**PROBLEM DESCRIPTION:** In the entries below, count the lines that hold the string "percent" and state only that count.

**Data records:**
━━━

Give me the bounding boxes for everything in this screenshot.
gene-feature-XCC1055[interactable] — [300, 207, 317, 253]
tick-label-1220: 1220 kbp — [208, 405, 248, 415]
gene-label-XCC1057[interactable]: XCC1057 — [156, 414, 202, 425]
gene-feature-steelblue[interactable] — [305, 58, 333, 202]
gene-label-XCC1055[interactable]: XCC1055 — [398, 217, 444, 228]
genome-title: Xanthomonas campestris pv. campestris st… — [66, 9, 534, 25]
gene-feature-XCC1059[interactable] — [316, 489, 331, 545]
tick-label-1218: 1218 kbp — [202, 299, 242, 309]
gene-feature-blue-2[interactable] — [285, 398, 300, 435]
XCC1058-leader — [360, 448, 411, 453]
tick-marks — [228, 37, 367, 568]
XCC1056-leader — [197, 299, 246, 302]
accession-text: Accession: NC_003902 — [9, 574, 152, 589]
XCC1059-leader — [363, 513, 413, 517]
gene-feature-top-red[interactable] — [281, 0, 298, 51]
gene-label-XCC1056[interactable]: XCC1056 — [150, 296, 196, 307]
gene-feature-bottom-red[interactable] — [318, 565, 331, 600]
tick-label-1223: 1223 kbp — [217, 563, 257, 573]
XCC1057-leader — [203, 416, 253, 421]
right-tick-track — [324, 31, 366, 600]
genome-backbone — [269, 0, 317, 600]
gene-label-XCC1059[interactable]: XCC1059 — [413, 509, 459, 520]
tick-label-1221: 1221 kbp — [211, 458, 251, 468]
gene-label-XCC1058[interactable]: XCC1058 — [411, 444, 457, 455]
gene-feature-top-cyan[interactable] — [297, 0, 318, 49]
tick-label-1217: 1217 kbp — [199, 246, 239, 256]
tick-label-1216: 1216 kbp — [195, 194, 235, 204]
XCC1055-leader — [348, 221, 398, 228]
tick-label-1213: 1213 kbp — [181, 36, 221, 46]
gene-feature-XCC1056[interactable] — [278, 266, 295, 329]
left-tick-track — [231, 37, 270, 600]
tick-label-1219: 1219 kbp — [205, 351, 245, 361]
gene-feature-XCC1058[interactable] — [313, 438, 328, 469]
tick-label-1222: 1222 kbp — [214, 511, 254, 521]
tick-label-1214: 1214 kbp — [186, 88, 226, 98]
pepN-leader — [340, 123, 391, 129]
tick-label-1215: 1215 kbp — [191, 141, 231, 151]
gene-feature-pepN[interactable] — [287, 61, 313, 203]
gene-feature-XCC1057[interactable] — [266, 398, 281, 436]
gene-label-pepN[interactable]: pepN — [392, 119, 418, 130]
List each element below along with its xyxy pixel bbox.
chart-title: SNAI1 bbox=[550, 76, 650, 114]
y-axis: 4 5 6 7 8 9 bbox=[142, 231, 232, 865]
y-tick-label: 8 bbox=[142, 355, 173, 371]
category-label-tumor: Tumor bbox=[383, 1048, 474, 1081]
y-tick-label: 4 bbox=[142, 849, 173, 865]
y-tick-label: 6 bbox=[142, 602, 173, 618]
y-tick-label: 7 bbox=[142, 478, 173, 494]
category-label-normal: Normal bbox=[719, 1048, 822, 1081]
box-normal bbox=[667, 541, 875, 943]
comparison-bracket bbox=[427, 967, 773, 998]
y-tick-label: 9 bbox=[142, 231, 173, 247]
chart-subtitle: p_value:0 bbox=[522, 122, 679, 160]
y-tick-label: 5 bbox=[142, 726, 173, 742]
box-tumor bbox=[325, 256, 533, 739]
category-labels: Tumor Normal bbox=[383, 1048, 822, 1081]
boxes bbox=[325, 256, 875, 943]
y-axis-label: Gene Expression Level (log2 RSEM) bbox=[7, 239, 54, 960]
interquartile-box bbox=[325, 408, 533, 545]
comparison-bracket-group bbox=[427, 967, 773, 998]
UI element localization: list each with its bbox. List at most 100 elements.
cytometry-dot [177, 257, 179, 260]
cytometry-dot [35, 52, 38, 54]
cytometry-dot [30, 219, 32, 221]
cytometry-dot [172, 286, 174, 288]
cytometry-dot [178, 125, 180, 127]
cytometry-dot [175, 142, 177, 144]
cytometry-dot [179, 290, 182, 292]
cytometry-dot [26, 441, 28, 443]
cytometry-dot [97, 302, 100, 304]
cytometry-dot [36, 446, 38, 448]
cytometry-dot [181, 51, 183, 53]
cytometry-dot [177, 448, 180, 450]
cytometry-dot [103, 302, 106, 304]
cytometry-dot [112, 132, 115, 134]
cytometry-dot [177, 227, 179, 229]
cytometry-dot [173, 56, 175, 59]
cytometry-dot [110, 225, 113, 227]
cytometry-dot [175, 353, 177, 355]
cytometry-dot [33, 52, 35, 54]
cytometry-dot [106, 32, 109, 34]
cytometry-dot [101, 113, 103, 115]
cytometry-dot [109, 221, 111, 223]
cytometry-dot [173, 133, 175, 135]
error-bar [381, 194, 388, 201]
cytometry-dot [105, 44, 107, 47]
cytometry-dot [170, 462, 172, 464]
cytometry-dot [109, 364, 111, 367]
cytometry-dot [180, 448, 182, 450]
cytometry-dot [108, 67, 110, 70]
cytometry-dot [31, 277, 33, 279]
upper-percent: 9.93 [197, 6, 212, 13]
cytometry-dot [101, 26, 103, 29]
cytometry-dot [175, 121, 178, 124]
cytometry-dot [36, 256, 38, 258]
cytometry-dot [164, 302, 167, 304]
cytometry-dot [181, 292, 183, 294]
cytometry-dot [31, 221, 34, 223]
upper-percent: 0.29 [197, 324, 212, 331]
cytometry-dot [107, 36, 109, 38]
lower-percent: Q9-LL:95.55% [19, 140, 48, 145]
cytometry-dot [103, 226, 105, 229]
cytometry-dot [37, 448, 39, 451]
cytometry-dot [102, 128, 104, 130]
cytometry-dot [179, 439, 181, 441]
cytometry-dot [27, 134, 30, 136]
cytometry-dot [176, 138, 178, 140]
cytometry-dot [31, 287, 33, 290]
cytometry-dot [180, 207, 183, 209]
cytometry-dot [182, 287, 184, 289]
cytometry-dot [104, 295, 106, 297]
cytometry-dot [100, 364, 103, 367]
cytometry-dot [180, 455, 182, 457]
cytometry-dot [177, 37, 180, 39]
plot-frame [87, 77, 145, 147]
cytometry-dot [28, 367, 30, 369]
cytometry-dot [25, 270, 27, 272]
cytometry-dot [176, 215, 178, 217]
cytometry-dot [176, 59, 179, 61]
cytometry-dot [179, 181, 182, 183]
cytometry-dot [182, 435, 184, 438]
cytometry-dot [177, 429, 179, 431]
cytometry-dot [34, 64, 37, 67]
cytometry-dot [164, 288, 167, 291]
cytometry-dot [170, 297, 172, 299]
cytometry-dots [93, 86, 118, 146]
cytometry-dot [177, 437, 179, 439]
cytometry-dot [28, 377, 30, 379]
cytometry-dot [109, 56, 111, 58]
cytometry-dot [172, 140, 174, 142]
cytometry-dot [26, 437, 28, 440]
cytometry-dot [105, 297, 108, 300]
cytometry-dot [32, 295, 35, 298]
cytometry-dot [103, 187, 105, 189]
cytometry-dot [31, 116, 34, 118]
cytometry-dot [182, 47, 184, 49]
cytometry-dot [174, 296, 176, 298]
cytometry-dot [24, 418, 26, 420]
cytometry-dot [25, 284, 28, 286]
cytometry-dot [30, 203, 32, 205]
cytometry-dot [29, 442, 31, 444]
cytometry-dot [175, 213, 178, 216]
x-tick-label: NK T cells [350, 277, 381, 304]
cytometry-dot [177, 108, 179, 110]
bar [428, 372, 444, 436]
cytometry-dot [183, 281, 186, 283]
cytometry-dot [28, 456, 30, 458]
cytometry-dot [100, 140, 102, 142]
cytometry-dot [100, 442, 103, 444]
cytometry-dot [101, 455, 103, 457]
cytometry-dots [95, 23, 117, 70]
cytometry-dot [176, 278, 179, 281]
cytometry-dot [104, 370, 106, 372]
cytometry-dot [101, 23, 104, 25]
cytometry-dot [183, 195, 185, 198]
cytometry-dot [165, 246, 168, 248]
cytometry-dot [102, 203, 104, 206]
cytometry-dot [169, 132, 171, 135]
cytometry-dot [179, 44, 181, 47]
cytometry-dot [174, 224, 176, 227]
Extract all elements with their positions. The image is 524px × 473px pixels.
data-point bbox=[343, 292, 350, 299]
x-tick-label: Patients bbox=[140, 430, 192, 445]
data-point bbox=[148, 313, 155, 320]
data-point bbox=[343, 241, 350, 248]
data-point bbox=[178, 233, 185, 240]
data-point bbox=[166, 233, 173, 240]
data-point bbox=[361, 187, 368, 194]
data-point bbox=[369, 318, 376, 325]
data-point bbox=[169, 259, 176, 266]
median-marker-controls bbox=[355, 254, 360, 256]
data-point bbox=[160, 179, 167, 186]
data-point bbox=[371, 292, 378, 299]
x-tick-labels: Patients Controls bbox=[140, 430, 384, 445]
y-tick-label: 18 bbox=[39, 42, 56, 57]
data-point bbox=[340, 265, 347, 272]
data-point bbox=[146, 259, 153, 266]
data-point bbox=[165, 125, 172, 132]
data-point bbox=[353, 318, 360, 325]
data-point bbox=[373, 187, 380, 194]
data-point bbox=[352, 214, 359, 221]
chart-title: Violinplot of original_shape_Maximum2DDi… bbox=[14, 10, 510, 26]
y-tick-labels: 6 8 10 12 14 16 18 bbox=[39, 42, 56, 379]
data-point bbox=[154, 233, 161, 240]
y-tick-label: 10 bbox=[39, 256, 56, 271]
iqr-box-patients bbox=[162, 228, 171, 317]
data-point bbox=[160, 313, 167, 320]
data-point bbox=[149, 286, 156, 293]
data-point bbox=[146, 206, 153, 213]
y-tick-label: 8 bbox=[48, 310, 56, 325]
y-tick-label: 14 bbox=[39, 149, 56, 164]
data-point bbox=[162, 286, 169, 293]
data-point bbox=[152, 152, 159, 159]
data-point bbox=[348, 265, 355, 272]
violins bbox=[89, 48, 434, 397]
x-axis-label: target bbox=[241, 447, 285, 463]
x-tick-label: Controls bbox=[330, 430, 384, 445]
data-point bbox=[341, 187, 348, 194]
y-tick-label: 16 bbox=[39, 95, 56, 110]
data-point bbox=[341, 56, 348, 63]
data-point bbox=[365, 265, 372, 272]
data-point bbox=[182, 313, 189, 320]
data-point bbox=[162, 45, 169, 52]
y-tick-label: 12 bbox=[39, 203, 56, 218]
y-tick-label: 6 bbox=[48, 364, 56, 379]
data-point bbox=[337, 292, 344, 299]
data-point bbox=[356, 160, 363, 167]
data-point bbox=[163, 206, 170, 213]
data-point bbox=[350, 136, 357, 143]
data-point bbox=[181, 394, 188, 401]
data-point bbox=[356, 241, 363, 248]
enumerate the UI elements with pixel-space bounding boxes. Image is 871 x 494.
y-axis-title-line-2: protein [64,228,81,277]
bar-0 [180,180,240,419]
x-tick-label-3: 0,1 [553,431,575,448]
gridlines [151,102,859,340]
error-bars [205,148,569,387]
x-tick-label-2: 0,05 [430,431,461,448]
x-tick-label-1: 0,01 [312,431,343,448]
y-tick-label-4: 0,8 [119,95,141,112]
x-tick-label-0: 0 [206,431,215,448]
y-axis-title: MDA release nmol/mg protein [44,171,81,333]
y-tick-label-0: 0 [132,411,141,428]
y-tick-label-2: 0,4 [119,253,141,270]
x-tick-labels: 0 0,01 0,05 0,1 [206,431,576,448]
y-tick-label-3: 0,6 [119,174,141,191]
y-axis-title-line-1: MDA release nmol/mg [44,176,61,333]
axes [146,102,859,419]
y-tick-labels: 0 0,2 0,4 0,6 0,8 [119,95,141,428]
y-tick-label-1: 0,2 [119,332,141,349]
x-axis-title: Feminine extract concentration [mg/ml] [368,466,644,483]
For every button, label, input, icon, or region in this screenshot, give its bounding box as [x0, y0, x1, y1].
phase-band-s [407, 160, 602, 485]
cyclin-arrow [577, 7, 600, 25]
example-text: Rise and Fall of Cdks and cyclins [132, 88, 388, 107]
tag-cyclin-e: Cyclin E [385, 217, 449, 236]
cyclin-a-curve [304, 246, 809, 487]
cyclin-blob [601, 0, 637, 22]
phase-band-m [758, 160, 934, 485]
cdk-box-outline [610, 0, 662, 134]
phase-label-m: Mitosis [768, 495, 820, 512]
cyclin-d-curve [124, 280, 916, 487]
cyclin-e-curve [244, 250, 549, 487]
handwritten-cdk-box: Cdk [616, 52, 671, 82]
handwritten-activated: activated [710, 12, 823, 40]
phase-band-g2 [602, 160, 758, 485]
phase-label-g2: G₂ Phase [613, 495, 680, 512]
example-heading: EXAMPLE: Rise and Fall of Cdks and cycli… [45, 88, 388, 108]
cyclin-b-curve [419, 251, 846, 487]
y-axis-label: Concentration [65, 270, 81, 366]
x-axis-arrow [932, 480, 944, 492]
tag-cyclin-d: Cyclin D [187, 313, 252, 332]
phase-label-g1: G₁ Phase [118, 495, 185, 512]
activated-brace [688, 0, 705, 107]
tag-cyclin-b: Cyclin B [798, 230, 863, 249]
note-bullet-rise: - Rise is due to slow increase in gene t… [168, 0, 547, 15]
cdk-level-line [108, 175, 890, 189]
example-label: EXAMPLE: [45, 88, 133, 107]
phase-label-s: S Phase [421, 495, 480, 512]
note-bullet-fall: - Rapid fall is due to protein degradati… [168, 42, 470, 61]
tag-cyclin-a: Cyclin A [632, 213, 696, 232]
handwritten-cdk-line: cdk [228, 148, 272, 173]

━━━

**ANSWER SECTION:** 3